> Supplied records:
▼

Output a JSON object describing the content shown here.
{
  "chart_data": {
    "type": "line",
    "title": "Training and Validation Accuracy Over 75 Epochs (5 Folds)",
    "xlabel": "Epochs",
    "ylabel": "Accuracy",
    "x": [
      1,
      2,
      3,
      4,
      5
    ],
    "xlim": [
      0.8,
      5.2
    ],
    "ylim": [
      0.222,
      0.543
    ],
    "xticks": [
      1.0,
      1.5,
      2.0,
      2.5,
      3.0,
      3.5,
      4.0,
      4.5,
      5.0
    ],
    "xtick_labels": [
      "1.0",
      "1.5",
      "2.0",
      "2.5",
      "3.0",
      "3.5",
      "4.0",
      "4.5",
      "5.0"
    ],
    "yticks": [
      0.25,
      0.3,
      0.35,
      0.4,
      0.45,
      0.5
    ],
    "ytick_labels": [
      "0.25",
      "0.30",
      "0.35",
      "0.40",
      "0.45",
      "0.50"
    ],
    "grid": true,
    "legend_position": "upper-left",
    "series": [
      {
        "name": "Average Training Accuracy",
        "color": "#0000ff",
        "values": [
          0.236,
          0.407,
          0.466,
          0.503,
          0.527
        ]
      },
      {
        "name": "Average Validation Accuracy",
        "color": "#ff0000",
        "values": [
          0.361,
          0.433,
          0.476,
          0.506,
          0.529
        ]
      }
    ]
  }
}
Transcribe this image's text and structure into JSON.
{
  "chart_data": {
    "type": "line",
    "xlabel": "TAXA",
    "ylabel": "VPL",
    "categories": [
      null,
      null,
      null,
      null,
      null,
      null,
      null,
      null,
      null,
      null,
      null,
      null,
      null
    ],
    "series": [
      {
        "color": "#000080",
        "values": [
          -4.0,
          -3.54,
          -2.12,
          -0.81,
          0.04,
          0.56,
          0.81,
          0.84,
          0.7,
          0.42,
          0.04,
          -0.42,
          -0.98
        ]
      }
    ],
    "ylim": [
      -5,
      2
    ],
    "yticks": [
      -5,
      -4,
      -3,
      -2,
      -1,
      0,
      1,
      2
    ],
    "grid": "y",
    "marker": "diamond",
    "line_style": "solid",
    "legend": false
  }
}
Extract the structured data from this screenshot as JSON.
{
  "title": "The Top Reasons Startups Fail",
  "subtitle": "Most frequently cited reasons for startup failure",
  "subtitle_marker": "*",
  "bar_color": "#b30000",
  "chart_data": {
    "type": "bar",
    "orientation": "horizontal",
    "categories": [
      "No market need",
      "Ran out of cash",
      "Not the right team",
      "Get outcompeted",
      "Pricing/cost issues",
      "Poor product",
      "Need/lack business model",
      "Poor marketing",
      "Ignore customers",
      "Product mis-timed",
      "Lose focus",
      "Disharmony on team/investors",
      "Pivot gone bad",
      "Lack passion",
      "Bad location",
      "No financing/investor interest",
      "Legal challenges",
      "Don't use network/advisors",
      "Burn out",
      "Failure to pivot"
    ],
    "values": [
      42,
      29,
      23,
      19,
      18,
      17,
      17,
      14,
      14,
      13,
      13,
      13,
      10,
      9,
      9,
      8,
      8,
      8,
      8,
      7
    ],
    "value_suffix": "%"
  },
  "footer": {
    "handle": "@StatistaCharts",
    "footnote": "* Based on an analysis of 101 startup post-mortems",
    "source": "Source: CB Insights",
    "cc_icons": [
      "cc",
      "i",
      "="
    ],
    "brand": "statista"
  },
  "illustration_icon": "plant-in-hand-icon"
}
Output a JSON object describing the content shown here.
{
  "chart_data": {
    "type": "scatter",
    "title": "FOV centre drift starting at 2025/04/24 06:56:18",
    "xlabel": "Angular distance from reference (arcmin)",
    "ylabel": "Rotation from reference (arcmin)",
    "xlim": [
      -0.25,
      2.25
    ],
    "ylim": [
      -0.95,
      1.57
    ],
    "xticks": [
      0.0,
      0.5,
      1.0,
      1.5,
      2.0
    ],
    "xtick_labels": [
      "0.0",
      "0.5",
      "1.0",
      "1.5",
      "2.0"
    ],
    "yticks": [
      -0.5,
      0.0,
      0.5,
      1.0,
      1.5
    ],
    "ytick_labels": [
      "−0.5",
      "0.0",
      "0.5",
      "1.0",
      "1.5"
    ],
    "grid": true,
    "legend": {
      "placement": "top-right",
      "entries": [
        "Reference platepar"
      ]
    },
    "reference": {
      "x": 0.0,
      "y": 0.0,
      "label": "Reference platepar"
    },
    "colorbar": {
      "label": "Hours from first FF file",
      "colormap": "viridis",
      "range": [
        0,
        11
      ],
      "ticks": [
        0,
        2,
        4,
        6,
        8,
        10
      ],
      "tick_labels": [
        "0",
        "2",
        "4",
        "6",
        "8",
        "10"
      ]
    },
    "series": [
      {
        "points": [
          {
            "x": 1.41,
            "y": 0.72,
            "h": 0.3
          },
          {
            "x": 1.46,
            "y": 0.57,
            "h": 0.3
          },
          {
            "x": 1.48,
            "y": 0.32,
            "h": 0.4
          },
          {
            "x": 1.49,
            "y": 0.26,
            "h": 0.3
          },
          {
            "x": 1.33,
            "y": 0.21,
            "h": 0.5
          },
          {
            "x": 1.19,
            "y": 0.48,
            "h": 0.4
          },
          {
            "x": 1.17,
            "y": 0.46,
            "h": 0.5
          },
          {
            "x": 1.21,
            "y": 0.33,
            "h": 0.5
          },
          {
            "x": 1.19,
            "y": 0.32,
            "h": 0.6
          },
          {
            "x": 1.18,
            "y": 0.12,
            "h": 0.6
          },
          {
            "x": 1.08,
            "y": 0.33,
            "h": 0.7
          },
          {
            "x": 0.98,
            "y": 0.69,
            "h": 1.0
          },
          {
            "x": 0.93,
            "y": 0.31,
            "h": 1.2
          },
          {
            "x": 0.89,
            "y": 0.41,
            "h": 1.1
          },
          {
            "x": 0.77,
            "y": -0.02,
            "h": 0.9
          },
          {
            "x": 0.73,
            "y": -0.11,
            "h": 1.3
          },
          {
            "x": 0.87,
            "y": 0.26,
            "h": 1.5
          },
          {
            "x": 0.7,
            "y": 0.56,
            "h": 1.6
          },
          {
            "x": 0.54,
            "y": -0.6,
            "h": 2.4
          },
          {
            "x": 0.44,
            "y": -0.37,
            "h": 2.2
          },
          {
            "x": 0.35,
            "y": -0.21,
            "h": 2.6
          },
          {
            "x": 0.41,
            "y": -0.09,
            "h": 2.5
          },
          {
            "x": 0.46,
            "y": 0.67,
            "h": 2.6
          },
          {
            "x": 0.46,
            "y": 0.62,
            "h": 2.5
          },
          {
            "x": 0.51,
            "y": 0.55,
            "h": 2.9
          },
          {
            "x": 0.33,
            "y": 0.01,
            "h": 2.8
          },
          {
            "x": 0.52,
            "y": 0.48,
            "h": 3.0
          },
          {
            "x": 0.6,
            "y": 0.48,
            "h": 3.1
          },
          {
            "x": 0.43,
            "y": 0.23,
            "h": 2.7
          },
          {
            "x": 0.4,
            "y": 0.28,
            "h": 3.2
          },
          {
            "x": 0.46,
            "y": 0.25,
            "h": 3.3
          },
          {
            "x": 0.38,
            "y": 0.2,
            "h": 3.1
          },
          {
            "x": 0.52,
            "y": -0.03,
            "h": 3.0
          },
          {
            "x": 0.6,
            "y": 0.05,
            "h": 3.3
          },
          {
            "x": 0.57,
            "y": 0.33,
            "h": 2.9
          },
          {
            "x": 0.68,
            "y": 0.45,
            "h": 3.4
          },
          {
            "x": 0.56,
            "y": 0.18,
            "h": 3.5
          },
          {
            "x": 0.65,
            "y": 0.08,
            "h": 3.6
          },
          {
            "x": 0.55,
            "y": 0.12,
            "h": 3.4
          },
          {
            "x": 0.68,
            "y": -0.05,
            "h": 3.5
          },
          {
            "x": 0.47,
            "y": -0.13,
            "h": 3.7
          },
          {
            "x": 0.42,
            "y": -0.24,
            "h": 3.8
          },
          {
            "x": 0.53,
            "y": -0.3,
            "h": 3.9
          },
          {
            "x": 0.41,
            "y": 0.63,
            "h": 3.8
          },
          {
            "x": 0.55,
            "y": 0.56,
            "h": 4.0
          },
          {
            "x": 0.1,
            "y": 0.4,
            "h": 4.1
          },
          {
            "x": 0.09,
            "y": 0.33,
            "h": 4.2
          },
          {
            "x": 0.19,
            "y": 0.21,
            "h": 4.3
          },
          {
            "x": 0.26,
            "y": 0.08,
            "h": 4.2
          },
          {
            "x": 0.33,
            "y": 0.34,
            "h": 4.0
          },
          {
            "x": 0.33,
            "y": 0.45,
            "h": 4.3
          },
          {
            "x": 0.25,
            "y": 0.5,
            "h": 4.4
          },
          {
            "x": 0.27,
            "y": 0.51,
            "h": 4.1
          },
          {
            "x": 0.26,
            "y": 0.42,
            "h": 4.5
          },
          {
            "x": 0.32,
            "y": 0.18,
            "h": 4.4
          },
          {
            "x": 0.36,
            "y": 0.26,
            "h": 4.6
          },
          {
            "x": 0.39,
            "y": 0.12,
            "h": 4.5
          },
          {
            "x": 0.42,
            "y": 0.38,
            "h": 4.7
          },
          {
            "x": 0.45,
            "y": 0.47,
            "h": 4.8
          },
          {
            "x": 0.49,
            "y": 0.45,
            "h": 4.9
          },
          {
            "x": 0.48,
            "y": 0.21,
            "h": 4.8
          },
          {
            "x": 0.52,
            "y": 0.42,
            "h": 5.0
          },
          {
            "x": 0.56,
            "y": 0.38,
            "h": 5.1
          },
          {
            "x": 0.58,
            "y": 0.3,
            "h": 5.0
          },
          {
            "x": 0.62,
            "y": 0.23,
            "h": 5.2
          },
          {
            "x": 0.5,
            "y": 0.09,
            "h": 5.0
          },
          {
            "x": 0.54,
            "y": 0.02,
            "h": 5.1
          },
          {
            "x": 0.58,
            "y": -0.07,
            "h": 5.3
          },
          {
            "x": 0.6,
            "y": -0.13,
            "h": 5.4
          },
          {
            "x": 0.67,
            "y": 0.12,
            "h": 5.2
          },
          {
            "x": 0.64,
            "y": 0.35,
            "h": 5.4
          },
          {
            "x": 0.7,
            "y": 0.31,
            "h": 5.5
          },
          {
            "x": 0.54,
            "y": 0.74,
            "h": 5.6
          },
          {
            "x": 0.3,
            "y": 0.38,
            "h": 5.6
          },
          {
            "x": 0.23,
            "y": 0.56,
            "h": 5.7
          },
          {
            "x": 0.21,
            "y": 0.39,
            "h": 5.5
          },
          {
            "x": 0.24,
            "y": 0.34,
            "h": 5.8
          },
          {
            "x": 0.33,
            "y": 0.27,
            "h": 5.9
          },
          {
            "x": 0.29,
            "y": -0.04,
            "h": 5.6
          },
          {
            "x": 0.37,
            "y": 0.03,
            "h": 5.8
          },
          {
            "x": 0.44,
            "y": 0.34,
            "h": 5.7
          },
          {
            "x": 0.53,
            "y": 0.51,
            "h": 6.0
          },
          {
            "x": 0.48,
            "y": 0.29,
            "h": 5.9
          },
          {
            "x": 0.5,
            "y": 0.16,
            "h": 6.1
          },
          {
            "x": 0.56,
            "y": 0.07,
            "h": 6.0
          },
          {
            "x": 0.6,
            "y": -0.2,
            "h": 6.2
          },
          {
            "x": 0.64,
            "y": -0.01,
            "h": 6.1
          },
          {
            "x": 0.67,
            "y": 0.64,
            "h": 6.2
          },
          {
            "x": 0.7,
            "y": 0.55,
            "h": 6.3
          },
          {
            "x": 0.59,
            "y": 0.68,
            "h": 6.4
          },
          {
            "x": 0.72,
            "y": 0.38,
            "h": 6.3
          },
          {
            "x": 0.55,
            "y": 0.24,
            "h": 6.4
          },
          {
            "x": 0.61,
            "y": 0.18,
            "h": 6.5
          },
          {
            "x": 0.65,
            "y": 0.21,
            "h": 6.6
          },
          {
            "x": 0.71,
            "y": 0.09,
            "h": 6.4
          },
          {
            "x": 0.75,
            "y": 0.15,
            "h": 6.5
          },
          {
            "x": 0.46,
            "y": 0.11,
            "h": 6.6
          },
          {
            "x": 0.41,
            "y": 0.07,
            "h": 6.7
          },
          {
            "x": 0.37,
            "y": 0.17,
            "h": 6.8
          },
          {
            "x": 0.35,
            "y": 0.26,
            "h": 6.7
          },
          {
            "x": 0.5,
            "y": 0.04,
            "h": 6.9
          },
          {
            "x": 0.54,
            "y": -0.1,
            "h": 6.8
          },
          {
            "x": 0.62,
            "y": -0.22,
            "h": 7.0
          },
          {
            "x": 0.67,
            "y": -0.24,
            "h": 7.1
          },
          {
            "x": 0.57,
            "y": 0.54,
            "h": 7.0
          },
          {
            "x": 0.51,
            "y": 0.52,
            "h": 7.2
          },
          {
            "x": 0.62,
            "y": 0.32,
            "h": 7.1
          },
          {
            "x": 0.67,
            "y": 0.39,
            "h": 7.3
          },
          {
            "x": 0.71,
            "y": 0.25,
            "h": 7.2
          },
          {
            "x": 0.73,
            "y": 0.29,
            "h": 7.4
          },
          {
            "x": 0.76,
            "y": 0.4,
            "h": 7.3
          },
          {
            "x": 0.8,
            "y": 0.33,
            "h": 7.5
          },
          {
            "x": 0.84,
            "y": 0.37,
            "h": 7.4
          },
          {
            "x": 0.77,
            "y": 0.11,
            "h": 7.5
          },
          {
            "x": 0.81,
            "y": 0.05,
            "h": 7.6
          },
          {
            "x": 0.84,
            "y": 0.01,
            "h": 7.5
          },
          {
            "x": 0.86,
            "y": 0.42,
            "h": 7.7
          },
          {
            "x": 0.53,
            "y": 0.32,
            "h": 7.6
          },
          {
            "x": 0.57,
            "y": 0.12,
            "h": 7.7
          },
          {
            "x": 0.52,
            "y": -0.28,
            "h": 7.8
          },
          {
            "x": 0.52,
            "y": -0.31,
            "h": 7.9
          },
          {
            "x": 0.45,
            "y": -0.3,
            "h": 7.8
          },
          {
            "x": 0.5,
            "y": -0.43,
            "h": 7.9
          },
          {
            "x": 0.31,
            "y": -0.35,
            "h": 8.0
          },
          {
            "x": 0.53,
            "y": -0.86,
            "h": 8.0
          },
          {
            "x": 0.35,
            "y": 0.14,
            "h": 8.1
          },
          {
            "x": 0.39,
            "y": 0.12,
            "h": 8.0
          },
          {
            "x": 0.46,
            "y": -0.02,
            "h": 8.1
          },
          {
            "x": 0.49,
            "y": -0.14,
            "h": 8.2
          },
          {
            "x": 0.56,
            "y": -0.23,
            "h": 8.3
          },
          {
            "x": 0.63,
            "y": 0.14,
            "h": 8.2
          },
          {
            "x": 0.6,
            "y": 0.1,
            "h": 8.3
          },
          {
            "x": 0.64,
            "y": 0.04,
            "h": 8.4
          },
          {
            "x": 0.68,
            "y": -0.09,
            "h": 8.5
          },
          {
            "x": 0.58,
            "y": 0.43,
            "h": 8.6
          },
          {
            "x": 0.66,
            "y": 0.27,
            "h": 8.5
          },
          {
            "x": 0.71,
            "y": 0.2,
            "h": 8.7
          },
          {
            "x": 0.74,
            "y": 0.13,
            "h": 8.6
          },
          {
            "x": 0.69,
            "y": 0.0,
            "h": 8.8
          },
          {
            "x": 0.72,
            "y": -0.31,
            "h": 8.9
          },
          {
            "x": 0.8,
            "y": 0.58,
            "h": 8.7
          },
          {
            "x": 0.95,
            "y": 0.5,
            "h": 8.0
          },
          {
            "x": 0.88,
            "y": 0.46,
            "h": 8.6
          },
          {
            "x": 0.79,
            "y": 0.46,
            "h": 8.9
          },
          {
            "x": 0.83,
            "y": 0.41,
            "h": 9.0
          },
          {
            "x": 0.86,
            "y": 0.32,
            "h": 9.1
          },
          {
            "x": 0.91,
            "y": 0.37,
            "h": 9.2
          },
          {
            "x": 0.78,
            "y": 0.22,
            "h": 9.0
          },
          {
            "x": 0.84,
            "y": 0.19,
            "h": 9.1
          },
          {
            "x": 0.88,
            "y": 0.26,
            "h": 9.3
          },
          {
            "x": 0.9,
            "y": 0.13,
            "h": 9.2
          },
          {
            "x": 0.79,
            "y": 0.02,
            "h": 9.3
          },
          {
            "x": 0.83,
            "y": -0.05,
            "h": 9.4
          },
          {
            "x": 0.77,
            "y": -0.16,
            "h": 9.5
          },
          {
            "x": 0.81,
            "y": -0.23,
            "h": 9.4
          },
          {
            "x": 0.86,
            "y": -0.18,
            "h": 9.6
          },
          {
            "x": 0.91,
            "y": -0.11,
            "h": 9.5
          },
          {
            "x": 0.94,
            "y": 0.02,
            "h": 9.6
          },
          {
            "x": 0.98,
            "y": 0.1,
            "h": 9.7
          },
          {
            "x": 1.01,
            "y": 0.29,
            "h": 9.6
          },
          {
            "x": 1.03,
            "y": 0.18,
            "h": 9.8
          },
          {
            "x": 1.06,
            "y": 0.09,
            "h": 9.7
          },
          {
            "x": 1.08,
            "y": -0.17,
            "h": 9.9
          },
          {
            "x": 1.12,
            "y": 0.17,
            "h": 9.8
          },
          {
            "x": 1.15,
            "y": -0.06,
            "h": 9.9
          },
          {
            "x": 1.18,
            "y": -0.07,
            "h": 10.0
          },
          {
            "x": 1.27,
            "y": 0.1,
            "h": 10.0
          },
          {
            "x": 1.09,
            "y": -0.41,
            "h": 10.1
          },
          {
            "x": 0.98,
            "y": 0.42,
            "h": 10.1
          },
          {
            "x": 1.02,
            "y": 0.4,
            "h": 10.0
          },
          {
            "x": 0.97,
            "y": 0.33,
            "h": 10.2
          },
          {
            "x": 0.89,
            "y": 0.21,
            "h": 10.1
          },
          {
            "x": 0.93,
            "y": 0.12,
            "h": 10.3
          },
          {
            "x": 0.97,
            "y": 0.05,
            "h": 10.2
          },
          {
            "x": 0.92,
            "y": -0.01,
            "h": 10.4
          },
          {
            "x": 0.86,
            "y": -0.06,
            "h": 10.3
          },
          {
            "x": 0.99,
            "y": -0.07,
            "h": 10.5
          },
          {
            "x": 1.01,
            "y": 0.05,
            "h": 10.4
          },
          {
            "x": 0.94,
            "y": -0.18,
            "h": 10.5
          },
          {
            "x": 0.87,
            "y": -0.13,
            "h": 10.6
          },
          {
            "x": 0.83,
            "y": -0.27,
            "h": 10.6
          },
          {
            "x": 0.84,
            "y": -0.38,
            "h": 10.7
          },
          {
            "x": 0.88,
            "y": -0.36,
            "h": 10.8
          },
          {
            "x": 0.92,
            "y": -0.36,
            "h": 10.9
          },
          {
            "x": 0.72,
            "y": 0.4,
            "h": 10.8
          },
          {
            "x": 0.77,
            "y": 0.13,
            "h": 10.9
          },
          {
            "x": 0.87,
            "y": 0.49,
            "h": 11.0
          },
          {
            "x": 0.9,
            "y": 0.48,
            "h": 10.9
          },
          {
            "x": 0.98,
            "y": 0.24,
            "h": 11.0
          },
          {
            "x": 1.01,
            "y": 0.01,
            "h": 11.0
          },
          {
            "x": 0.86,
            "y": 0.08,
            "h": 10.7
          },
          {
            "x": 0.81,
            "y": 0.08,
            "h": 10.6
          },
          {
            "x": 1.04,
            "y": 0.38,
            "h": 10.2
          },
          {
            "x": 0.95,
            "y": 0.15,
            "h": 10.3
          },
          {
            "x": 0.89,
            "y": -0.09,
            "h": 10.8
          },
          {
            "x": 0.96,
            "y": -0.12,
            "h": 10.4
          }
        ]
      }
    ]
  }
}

▲

> Required task:
Go through the entries above and count the lines containing the word "Average"; give only that count.

> Written reply:
2